Please reproduce every line of the data below with no changes at all.
— begin Material to process —
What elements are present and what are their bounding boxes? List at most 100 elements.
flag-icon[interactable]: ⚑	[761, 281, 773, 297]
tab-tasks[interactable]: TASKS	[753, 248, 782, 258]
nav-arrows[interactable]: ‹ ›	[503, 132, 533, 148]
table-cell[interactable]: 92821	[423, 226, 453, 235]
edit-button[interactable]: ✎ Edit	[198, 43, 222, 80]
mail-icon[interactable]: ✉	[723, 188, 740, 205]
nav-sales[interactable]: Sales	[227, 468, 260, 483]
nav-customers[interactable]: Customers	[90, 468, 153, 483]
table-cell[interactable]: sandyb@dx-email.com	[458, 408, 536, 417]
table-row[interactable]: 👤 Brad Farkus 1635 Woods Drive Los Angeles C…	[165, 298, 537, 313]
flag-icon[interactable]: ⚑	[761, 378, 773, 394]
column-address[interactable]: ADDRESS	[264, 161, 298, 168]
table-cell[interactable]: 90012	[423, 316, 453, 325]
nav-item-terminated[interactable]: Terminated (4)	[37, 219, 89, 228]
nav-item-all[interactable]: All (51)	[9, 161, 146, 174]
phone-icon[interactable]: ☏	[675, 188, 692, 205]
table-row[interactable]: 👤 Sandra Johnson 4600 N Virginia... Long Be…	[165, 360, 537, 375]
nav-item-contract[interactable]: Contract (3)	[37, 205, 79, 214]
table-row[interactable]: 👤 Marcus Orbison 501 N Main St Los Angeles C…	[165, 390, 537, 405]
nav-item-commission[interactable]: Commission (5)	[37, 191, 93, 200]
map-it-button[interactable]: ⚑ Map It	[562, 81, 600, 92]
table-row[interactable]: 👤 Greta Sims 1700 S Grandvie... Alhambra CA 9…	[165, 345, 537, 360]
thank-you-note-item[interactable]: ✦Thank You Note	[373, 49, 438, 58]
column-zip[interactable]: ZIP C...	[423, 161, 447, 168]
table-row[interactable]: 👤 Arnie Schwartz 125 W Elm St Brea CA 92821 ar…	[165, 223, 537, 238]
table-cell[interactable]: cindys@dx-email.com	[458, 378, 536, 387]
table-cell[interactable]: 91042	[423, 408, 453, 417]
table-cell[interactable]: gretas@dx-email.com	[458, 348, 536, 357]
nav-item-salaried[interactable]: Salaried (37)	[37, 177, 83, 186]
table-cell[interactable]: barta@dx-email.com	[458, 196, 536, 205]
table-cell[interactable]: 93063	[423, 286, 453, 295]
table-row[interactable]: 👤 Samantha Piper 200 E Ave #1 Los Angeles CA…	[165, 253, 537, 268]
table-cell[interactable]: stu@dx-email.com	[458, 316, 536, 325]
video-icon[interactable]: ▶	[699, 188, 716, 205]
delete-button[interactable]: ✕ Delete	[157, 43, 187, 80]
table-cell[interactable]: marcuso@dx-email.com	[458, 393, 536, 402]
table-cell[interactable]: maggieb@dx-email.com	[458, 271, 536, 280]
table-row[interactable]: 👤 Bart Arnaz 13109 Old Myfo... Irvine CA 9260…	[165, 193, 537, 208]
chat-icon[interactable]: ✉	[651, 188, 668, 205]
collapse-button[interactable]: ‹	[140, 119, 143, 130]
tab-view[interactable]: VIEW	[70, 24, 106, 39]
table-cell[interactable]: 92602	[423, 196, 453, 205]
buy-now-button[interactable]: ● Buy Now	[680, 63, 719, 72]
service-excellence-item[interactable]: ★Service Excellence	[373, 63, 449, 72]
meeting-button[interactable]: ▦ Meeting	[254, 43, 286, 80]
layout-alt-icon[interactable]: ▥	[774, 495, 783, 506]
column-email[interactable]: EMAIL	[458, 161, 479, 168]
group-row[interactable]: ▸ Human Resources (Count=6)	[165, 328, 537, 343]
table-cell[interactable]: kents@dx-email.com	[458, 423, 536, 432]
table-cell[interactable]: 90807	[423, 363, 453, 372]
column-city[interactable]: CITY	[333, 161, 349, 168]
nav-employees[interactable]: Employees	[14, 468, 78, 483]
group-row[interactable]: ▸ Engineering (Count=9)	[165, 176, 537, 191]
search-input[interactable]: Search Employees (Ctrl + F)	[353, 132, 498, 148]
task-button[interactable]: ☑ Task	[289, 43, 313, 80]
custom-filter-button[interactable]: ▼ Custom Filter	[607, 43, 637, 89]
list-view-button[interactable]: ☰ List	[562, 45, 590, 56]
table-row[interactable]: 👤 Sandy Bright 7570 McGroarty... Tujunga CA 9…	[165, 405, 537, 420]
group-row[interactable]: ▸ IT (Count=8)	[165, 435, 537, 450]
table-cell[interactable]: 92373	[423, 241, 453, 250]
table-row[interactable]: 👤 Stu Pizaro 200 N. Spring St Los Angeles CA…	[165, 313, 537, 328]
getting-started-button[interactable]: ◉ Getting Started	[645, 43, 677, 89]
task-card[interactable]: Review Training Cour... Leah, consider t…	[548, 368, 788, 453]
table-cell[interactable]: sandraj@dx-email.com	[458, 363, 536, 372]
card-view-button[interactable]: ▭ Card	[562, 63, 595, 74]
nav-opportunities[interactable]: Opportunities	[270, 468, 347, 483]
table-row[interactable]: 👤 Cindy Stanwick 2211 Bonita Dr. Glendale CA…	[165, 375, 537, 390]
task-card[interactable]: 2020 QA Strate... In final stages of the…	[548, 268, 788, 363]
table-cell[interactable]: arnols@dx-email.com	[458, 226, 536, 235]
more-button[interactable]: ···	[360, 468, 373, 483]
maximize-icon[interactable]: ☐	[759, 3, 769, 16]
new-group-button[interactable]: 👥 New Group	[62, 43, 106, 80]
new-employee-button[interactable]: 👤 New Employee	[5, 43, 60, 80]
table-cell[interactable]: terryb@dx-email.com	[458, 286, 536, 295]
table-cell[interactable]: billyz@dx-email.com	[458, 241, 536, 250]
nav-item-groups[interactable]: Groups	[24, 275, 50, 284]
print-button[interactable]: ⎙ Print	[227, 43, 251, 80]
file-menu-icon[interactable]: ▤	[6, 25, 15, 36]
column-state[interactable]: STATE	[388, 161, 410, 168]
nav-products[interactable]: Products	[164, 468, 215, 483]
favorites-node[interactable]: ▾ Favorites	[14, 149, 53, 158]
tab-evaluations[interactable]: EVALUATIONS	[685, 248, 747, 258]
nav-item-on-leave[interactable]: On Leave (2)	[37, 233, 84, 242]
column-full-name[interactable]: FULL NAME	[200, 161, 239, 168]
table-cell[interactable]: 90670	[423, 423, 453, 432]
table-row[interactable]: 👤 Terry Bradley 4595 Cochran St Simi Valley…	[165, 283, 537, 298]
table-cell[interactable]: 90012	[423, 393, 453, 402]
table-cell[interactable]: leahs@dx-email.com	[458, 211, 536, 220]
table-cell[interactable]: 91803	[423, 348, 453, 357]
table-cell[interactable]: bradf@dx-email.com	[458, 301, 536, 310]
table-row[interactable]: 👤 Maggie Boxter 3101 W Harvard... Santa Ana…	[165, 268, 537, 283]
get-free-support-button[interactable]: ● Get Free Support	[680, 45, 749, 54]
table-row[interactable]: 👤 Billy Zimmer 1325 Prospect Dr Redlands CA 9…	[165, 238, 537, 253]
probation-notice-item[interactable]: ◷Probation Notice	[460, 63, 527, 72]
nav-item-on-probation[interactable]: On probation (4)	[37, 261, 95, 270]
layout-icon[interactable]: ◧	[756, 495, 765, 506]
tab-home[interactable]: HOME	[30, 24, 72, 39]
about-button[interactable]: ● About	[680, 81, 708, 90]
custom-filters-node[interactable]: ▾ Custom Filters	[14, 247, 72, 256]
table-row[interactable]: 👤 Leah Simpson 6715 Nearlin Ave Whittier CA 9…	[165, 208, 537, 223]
— end Material to process —
Exercise output |
What elements are present and what are their bounding boxes? List at most 100 elements.
flag-icon[interactable]: ⚑	[761, 281, 773, 297]
tab-tasks[interactable]: TASKS	[753, 248, 782, 258]
nav-arrows[interactable]: ‹ ›	[503, 132, 533, 148]
table-cell[interactable]: 92821	[423, 226, 453, 235]
edit-button[interactable]: ✎ Edit	[198, 43, 222, 80]
mail-icon[interactable]: ✉	[723, 188, 740, 205]
nav-sales[interactable]: Sales	[227, 468, 260, 483]
nav-customers[interactable]: Customers	[90, 468, 153, 483]
table-cell[interactable]: sandyb@dx-email.com	[458, 408, 536, 417]
table-row[interactable]: 👤 Brad Farkus 1635 Woods Drive Los Angeles C…	[165, 298, 537, 313]
flag-icon[interactable]: ⚑	[761, 378, 773, 394]
column-address[interactable]: ADDRESS	[264, 161, 298, 168]
table-cell[interactable]: 90012	[423, 316, 453, 325]
nav-item-terminated[interactable]: Terminated (4)	[37, 219, 89, 228]
nav-item-all[interactable]: All (51)	[9, 161, 146, 174]
phone-icon[interactable]: ☏	[675, 188, 692, 205]
table-row[interactable]: 👤 Sandra Johnson 4600 N Virginia... Long Be…	[165, 360, 537, 375]
nav-item-contract[interactable]: Contract (3)	[37, 205, 79, 214]
table-row[interactable]: 👤 Marcus Orbison 501 N Main St Los Angeles C…	[165, 390, 537, 405]
nav-item-commission[interactable]: Commission (5)	[37, 191, 93, 200]
map-it-button[interactable]: ⚑ Map It	[562, 81, 600, 92]
table-row[interactable]: 👤 Greta Sims 1700 S Grandvie... Alhambra CA 9…	[165, 345, 537, 360]
thank-you-note-item[interactable]: ✦Thank You Note	[373, 49, 438, 58]
column-zip[interactable]: ZIP C...	[423, 161, 447, 168]
table-row[interactable]: 👤 Arnie Schwartz 125 W Elm St Brea CA 92821 ar…	[165, 223, 537, 238]
table-cell[interactable]: cindys@dx-email.com	[458, 378, 536, 387]
table-cell[interactable]: 91042	[423, 408, 453, 417]
table-cell[interactable]: gretas@dx-email.com	[458, 348, 536, 357]
nav-item-salaried[interactable]: Salaried (37)	[37, 177, 83, 186]
table-cell[interactable]: barta@dx-email.com	[458, 196, 536, 205]
table-cell[interactable]: 93063	[423, 286, 453, 295]
table-row[interactable]: 👤 Samantha Piper 200 E Ave #1 Los Angeles CA…	[165, 253, 537, 268]
table-cell[interactable]: stu@dx-email.com	[458, 316, 536, 325]
video-icon[interactable]: ▶	[699, 188, 716, 205]
delete-button[interactable]: ✕ Delete	[157, 43, 187, 80]
table-cell[interactable]: marcuso@dx-email.com	[458, 393, 536, 402]
table-cell[interactable]: maggieb@dx-email.com	[458, 271, 536, 280]
table-row[interactable]: 👤 Bart Arnaz 13109 Old Myfo... Irvine CA 9260…	[165, 193, 537, 208]
chat-icon[interactable]: ✉	[651, 188, 668, 205]
collapse-button[interactable]: ‹	[140, 119, 143, 130]
tab-view[interactable]: VIEW	[70, 24, 106, 39]
table-cell[interactable]: 92602	[423, 196, 453, 205]
buy-now-button[interactable]: ● Buy Now	[680, 63, 719, 72]
service-excellence-item[interactable]: ★Service Excellence	[373, 63, 449, 72]
meeting-button[interactable]: ▦ Meeting	[254, 43, 286, 80]
layout-alt-icon[interactable]: ▥	[774, 495, 783, 506]
column-email[interactable]: EMAIL	[458, 161, 479, 168]
group-row[interactable]: ▸ Human Resources (Count=6)	[165, 328, 537, 343]
table-cell[interactable]: kents@dx-email.com	[458, 423, 536, 432]
table-cell[interactable]: 90807	[423, 363, 453, 372]
column-city[interactable]: CITY	[333, 161, 349, 168]
nav-employees[interactable]: Employees	[14, 468, 78, 483]
group-row[interactable]: ▸ Engineering (Count=9)	[165, 176, 537, 191]
search-input[interactable]: Search Employees (Ctrl + F)	[353, 132, 498, 148]
task-button[interactable]: ☑ Task	[289, 43, 313, 80]
custom-filter-button[interactable]: ▼ Custom Filter	[607, 43, 637, 89]
list-view-button[interactable]: ☰ List	[562, 45, 590, 56]
table-row[interactable]: 👤 Sandy Bright 7570 McGroarty... Tujunga CA 9…	[165, 405, 537, 420]
group-row[interactable]: ▸ IT (Count=8)	[165, 435, 537, 450]
table-cell[interactable]: 92373	[423, 241, 453, 250]
table-row[interactable]: 👤 Stu Pizaro 200 N. Spring St Los Angeles CA…	[165, 313, 537, 328]
getting-started-button[interactable]: ◉ Getting Started	[645, 43, 677, 89]
task-card[interactable]: Review Training Cour... Leah, consider t…	[548, 368, 788, 453]
table-cell[interactable]: sandraj@dx-email.com	[458, 363, 536, 372]
card-view-button[interactable]: ▭ Card	[562, 63, 595, 74]
nav-opportunities[interactable]: Opportunities	[270, 468, 347, 483]
table-row[interactable]: 👤 Cindy Stanwick 2211 Bonita Dr. Glendale CA…	[165, 375, 537, 390]
task-card[interactable]: 2020 QA Strate... In final stages of the…	[548, 268, 788, 363]
table-cell[interactable]: arnols@dx-email.com	[458, 226, 536, 235]
more-button[interactable]: ···	[360, 468, 373, 483]
maximize-icon[interactable]: ☐	[759, 3, 769, 16]
new-group-button[interactable]: 👥 New Group	[62, 43, 106, 80]
new-employee-button[interactable]: 👤 New Employee	[5, 43, 60, 80]
table-cell[interactable]: terryb@dx-email.com	[458, 286, 536, 295]
table-cell[interactable]: billyz@dx-email.com	[458, 241, 536, 250]
nav-item-groups[interactable]: Groups	[24, 275, 50, 284]
print-button[interactable]: ⎙ Print	[227, 43, 251, 80]
file-menu-icon[interactable]: ▤	[6, 25, 15, 36]
column-state[interactable]: STATE	[388, 161, 410, 168]
nav-products[interactable]: Products	[164, 468, 215, 483]
favorites-node[interactable]: ▾ Favorites	[14, 149, 53, 158]
tab-evaluations[interactable]: EVALUATIONS	[685, 248, 747, 258]
nav-item-on-leave[interactable]: On Leave (2)	[37, 233, 84, 242]
column-full-name[interactable]: FULL NAME	[200, 161, 239, 168]
table-cell[interactable]: 90670	[423, 423, 453, 432]
table-row[interactable]: 👤 Terry Bradley 4595 Cochran St Simi Valley…	[165, 283, 537, 298]
table-cell[interactable]: 90012	[423, 393, 453, 402]
table-cell[interactable]: leahs@dx-email.com	[458, 211, 536, 220]
table-cell[interactable]: 91803	[423, 348, 453, 357]
table-cell[interactable]: bradf@dx-email.com	[458, 301, 536, 310]
table-row[interactable]: 👤 Maggie Boxter 3101 W Harvard... Santa Ana…	[165, 268, 537, 283]
get-free-support-button[interactable]: ● Get Free Support	[680, 45, 749, 54]
table-row[interactable]: 👤 Billy Zimmer 1325 Prospect Dr Redlands CA 9…	[165, 238, 537, 253]
probation-notice-item[interactable]: ◷Probation Notice	[460, 63, 527, 72]
nav-item-on-probation[interactable]: On probation (4)	[37, 261, 95, 270]
layout-icon[interactable]: ◧	[756, 495, 765, 506]
tab-home[interactable]: HOME	[30, 24, 72, 39]
about-button[interactable]: ● About	[680, 81, 708, 90]
custom-filters-node[interactable]: ▾ Custom Filters	[14, 247, 72, 256]
table-row[interactable]: 👤 Leah Simpson 6715 Nearlin Ave Whittier CA 9…	[165, 208, 537, 223]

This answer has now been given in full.